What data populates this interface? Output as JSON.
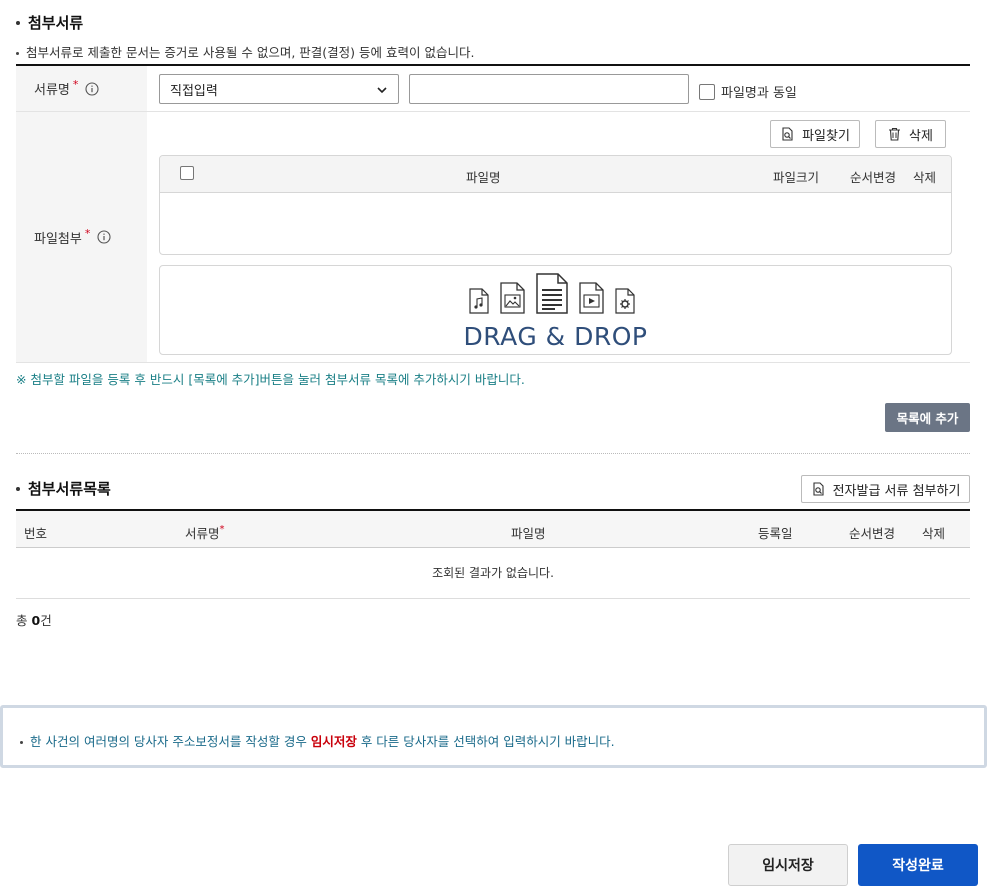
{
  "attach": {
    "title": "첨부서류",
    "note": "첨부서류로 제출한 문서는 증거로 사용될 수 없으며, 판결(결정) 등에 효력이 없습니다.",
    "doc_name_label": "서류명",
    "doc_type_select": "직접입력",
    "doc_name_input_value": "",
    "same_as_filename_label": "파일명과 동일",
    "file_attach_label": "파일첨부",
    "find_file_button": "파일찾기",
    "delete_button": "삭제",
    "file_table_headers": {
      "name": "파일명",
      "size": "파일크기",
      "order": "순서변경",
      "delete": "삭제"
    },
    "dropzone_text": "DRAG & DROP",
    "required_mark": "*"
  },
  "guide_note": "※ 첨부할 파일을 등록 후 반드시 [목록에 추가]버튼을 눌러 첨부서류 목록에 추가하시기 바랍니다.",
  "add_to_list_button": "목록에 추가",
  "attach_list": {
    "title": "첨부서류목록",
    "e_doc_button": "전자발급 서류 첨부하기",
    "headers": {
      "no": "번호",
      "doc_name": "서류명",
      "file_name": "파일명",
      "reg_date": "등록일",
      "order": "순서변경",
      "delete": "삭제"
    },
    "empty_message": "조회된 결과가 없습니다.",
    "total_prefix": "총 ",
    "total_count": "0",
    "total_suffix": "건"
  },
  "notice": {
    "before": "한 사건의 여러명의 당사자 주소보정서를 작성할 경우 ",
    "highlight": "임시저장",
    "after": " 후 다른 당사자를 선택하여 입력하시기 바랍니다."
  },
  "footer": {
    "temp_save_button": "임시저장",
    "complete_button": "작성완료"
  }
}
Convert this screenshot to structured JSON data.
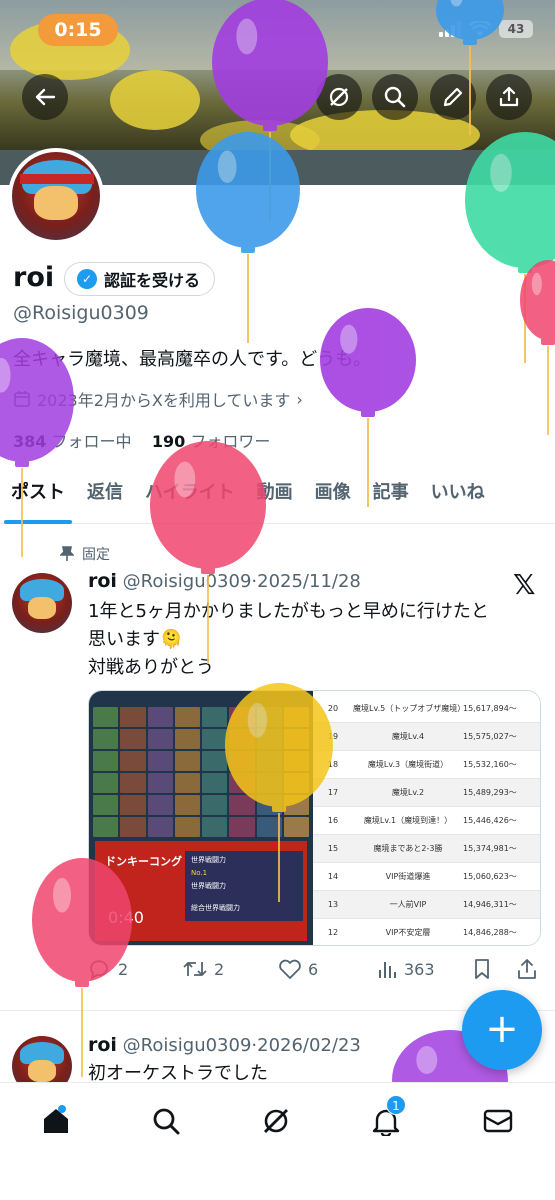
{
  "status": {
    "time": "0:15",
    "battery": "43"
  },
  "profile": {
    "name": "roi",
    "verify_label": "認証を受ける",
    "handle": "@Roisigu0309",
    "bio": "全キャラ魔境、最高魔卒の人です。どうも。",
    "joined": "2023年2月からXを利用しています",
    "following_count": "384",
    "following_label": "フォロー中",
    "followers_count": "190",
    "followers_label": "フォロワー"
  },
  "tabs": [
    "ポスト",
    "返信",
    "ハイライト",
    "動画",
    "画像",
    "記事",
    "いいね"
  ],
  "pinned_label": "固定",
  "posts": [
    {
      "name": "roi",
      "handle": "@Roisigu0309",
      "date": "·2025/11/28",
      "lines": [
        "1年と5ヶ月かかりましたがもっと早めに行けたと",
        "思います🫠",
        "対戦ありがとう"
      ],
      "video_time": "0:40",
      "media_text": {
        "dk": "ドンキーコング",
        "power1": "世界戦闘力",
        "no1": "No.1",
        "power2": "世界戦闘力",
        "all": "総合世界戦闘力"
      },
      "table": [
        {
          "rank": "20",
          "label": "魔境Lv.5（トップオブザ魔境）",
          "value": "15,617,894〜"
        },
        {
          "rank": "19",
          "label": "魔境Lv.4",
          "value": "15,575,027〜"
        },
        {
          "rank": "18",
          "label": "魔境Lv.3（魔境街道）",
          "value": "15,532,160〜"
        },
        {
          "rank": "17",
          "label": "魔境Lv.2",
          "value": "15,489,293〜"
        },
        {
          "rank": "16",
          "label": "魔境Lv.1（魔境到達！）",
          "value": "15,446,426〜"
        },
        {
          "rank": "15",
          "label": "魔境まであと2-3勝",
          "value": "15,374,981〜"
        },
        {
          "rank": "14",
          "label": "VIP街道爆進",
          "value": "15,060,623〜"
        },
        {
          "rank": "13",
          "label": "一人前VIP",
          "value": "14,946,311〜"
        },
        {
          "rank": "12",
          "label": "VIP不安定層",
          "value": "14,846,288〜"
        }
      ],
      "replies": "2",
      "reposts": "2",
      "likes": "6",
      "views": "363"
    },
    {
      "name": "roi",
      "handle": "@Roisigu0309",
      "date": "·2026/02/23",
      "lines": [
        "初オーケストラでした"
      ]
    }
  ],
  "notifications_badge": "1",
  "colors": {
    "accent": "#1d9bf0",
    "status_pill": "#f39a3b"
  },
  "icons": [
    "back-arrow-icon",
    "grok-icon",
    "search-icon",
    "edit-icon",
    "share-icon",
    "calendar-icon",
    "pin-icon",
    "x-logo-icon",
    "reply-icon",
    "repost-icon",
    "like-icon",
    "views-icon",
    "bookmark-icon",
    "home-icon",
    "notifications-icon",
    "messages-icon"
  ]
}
□ □ □ □ □ □ □
What you should do:
Print the full listing exactly, dropping the pictures.

Exercise solution:
What data populates this interface? Output as JSON.
{
  "attach": {
    "title": "첨부서류",
    "note": "첨부서류로 제출한 문서는 증거로 사용될 수 없으며, 판결(결정) 등에 효력이 없습니다.",
    "doc_name_label": "서류명",
    "doc_type_select": "직접입력",
    "doc_name_input_value": "",
    "same_as_filename_label": "파일명과 동일",
    "file_attach_label": "파일첨부",
    "find_file_button": "파일찾기",
    "delete_button": "삭제",
    "file_table_headers": {
      "name": "파일명",
      "size": "파일크기",
      "order": "순서변경",
      "delete": "삭제"
    },
    "dropzone_text": "DRAG & DROP",
    "required_mark": "*"
  },
  "guide_note": "※ 첨부할 파일을 등록 후 반드시 [목록에 추가]버튼을 눌러 첨부서류 목록에 추가하시기 바랍니다.",
  "add_to_list_button": "목록에 추가",
  "attach_list": {
    "title": "첨부서류목록",
    "e_doc_button": "전자발급 서류 첨부하기",
    "headers": {
      "no": "번호",
      "doc_name": "서류명",
      "file_name": "파일명",
      "reg_date": "등록일",
      "order": "순서변경",
      "delete": "삭제"
    },
    "empty_message": "조회된 결과가 없습니다.",
    "total_prefix": "총 ",
    "total_count": "0",
    "total_suffix": "건"
  },
  "notice": {
    "before": "한 사건의 여러명의 당사자 주소보정서를 작성할 경우 ",
    "highlight": "임시저장",
    "after": " 후 다른 당사자를 선택하여 입력하시기 바랍니다."
  },
  "footer": {
    "temp_save_button": "임시저장",
    "complete_button": "작성완료"
  }
}
Convert this screenshot to structured JSON data.
{
  "status": {
    "time": "0:15",
    "battery": "43"
  },
  "profile": {
    "name": "roi",
    "verify_label": "認証を受ける",
    "handle": "@Roisigu0309",
    "bio": "全キャラ魔境、最高魔卒の人です。どうも。",
    "joined": "2023年2月からXを利用しています",
    "following_count": "384",
    "following_label": "フォロー中",
    "followers_count": "190",
    "followers_label": "フォロワー"
  },
  "tabs": [
    "ポスト",
    "返信",
    "ハイライト",
    "動画",
    "画像",
    "記事",
    "いいね"
  ],
  "pinned_label": "固定",
  "posts": [
    {
      "name": "roi",
      "handle": "@Roisigu0309",
      "date": "·2025/11/28",
      "lines": [
        "1年と5ヶ月かかりましたがもっと早めに行けたと",
        "思います🫠",
        "対戦ありがとう"
      ],
      "video_time": "0:40",
      "media_text": {
        "dk": "ドンキーコング",
        "power1": "世界戦闘力",
        "no1": "No.1",
        "power2": "世界戦闘力",
        "all": "総合世界戦闘力"
      },
      "table": [
        {
          "rank": "20",
          "label": "魔境Lv.5（トップオブザ魔境）",
          "value": "15,617,894〜"
        },
        {
          "rank": "19",
          "label": "魔境Lv.4",
          "value": "15,575,027〜"
        },
        {
          "rank": "18",
          "label": "魔境Lv.3（魔境街道）",
          "value": "15,532,160〜"
        },
        {
          "rank": "17",
          "label": "魔境Lv.2",
          "value": "15,489,293〜"
        },
        {
          "rank": "16",
          "label": "魔境Lv.1（魔境到達！）",
          "value": "15,446,426〜"
        },
        {
          "rank": "15",
          "label": "魔境まであと2-3勝",
          "value": "15,374,981〜"
        },
        {
          "rank": "14",
          "label": "VIP街道爆進",
          "value": "15,060,623〜"
        },
        {
          "rank": "13",
          "label": "一人前VIP",
          "value": "14,946,311〜"
        },
        {
          "rank": "12",
          "label": "VIP不安定層",
          "value": "14,846,288〜"
        }
      ],
      "replies": "2",
      "reposts": "2",
      "likes": "6",
      "views": "363"
    },
    {
      "name": "roi",
      "handle": "@Roisigu0309",
      "date": "·2026/02/23",
      "lines": [
        "初オーケストラでした"
      ]
    }
  ],
  "notifications_badge": "1",
  "colors": {
    "accent": "#1d9bf0",
    "status_pill": "#f39a3b"
  },
  "icons": [
    "back-arrow-icon",
    "grok-icon",
    "search-icon",
    "edit-icon",
    "share-icon",
    "calendar-icon",
    "pin-icon",
    "x-logo-icon",
    "reply-icon",
    "repost-icon",
    "like-icon",
    "views-icon",
    "bookmark-icon",
    "home-icon",
    "notifications-icon",
    "messages-icon"
  ]
}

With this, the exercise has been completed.